Go through the records and copy each line where the word "Aufbaus" occurs.

• **A run of records**:
* * * * * * *

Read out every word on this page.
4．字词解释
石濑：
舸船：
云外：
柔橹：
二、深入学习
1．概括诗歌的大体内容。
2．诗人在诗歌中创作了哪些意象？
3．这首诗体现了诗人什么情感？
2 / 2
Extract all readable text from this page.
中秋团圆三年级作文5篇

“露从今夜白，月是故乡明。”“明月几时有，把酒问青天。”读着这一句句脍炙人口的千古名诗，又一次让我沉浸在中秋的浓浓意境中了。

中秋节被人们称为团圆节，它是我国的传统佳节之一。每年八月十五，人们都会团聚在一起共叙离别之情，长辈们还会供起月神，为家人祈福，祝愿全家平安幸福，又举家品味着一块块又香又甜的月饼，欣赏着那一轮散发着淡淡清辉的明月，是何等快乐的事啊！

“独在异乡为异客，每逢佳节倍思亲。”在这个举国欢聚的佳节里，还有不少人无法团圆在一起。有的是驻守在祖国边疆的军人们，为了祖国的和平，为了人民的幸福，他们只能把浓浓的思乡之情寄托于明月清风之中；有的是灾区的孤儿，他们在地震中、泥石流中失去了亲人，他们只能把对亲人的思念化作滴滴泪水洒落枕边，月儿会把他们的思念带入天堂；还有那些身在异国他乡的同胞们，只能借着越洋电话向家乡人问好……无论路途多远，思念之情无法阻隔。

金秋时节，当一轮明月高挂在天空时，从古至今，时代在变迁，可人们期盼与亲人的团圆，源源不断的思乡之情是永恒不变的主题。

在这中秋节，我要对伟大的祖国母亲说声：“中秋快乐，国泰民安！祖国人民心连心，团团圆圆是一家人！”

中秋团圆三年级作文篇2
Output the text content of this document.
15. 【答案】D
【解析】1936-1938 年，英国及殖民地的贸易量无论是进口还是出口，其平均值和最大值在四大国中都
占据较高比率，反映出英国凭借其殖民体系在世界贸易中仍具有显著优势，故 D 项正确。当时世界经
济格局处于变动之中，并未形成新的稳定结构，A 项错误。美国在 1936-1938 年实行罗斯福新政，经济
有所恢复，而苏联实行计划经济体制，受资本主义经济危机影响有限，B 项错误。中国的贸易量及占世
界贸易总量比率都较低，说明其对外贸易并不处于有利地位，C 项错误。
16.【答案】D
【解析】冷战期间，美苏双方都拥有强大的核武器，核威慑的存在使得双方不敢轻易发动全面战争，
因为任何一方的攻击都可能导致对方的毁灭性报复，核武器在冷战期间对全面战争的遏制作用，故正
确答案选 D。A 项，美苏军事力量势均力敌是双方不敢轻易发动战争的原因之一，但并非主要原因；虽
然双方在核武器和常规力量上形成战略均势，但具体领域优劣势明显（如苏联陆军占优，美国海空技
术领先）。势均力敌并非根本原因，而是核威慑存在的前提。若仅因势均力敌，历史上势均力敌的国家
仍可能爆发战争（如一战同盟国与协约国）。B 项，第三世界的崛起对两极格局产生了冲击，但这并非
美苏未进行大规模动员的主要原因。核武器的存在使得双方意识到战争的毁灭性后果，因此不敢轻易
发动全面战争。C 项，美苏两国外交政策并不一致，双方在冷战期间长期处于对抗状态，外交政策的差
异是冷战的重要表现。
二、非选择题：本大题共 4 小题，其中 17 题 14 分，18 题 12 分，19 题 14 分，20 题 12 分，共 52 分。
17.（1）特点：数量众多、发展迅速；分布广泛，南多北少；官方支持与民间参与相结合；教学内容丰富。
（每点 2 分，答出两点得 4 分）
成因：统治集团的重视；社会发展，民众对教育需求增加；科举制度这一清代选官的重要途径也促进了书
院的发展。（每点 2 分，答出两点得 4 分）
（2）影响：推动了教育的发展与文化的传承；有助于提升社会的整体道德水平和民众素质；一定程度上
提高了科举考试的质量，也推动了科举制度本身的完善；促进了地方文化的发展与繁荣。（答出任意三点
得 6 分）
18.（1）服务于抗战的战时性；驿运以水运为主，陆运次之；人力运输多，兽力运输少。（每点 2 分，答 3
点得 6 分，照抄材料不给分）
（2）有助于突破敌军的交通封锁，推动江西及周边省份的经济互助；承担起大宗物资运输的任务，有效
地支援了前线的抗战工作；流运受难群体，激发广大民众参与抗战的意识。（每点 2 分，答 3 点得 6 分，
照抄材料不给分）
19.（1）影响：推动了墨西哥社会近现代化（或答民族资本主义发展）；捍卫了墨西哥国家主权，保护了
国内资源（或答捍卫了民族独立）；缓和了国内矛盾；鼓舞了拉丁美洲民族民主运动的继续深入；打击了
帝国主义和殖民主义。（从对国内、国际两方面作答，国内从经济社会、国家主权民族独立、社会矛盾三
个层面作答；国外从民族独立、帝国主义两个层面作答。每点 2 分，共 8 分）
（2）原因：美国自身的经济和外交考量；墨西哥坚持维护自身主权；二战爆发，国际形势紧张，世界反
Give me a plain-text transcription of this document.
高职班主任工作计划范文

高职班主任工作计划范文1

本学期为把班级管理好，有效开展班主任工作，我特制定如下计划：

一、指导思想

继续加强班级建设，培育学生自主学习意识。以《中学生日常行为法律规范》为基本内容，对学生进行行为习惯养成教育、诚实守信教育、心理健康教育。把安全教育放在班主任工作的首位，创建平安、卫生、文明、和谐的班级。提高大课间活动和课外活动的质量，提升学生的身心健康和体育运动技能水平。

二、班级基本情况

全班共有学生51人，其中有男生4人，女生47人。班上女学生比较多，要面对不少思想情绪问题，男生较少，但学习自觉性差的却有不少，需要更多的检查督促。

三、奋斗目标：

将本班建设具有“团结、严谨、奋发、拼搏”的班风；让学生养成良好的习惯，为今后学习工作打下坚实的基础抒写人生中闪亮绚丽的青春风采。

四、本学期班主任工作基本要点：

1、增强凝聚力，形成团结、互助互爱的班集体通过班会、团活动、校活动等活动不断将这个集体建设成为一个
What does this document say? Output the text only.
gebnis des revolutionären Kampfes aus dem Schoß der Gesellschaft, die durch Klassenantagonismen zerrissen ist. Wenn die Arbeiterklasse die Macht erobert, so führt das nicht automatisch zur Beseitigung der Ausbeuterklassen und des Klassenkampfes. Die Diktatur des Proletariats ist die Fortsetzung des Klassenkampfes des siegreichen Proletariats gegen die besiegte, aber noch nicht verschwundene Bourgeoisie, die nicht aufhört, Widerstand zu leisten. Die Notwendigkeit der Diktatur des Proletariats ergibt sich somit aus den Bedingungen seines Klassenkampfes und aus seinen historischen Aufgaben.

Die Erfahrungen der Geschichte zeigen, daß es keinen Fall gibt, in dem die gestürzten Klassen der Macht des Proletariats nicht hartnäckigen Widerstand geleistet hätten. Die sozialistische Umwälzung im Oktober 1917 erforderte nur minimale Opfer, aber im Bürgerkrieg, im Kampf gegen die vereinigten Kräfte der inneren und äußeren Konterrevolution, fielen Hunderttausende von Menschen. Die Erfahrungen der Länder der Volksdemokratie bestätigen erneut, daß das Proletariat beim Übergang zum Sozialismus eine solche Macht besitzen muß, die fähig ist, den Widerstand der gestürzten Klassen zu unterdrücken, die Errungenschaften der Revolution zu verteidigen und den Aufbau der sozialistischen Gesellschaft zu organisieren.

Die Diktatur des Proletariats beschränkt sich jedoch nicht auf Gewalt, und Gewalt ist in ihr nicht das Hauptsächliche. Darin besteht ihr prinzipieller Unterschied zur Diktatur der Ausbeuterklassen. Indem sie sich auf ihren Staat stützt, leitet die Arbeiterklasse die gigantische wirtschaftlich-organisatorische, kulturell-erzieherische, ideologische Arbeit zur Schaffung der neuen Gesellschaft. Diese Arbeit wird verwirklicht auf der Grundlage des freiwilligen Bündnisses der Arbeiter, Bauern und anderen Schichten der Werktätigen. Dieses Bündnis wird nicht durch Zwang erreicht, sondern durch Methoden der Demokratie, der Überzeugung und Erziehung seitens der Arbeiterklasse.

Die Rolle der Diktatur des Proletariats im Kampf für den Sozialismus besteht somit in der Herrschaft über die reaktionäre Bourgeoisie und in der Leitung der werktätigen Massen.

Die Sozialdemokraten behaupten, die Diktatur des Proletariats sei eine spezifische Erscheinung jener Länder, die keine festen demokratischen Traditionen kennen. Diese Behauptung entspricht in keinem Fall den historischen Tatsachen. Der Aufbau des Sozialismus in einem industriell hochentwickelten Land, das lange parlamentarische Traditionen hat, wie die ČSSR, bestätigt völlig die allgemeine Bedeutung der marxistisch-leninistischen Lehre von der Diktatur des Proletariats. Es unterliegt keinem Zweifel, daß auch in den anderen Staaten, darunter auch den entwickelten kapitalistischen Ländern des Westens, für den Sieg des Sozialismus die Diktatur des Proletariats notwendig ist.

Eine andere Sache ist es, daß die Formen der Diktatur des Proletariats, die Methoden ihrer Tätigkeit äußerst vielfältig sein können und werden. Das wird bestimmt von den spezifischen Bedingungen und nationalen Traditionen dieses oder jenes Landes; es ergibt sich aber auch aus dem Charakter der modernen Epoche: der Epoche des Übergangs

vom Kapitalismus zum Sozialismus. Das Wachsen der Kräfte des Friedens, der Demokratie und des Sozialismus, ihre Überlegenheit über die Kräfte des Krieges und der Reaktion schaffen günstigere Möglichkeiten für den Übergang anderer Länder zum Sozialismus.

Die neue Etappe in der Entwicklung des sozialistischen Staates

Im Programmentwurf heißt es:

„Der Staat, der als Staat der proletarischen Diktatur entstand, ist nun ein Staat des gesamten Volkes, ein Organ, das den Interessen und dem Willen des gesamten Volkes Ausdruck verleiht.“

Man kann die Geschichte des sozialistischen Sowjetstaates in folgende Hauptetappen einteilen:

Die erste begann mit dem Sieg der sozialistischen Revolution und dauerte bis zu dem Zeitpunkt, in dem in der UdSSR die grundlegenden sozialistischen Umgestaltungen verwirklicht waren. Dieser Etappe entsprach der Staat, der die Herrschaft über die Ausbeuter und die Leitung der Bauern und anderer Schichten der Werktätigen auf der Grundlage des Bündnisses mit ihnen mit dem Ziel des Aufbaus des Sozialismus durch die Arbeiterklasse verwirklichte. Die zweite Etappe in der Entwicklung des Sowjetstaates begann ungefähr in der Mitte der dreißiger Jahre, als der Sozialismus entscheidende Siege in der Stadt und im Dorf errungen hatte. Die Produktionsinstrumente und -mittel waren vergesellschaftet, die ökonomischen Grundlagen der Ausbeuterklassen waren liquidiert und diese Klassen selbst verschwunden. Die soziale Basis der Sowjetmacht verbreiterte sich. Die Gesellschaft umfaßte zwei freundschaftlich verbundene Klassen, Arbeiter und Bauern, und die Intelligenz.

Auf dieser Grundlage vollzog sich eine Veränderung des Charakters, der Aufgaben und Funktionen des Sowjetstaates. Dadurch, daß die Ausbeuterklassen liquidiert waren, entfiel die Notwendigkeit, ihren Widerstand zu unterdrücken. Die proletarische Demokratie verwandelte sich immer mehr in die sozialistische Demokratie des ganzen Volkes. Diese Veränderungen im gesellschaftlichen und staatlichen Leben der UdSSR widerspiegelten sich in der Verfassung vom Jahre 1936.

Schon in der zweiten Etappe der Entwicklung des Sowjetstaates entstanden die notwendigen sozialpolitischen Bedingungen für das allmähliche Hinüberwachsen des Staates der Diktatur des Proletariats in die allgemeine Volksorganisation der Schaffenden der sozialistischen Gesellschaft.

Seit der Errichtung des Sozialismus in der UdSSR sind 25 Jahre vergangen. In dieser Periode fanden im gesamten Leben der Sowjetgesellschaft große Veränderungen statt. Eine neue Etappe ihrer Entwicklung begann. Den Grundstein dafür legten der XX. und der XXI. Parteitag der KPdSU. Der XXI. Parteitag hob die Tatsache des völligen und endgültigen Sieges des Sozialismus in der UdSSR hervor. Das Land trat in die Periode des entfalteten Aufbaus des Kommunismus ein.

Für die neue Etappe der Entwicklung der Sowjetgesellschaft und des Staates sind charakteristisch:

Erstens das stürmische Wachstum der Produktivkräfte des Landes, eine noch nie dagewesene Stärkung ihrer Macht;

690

* * * * * * *

• **Answer in full**:
Die erste begann mit dem Sieg der sozialistischen Revolution und dauerte bis zu dem Zeitpunkt, in dem in der UdSSR die grundlegenden sozialistischen Umgestaltungen verwirklicht waren. Dieser Etappe entsprach der Staat, der die Herrschaft über die Ausbeuter und die Leitung der Bauern und anderer Schichten der Werktätigen auf der Grundlage des Bündnisses mit ihnen mit dem Ziel des Aufbaus des Sozialismus durch die Arbeiterklasse verwirklichte. Die zweite Etappe in der Entwicklung des Sowjetstaates begann ungefähr in der Mitte der dreißiger Jahre, als der Sozialismus entscheidende Siege in der Stadt und im Dorf errungen hatte. Die Produktionsinstrumente und -mittel waren vergesellschaftet, die ökonomischen Grundlagen der Ausbeuterklassen waren liquidiert und diese Klassen selbst verschwunden. Die soziale Basis der Sowjetmacht verbreiterte sich. Die Gesellschaft umfaßte zwei freundschaftlich verbundene Klassen, Arbeiter und Bauern, und die Intelligenz.
Seit der Errichtung des Sozialismus in der UdSSR sind 25 Jahre vergangen. In dieser Periode fanden im gesamten Leben der Sowjetgesellschaft große Veränderungen statt. Eine neue Etappe ihrer Entwicklung begann. Den Grundstein dafür legten der XX. und der XXI. Parteitag der KPdSU. Der XXI. Parteitag hob die Tatsache des völligen und endgültigen Sieges des Sozialismus in der UdSSR hervor. Das Land trat in die Periode des entfalteten Aufbaus des Kommunismus ein.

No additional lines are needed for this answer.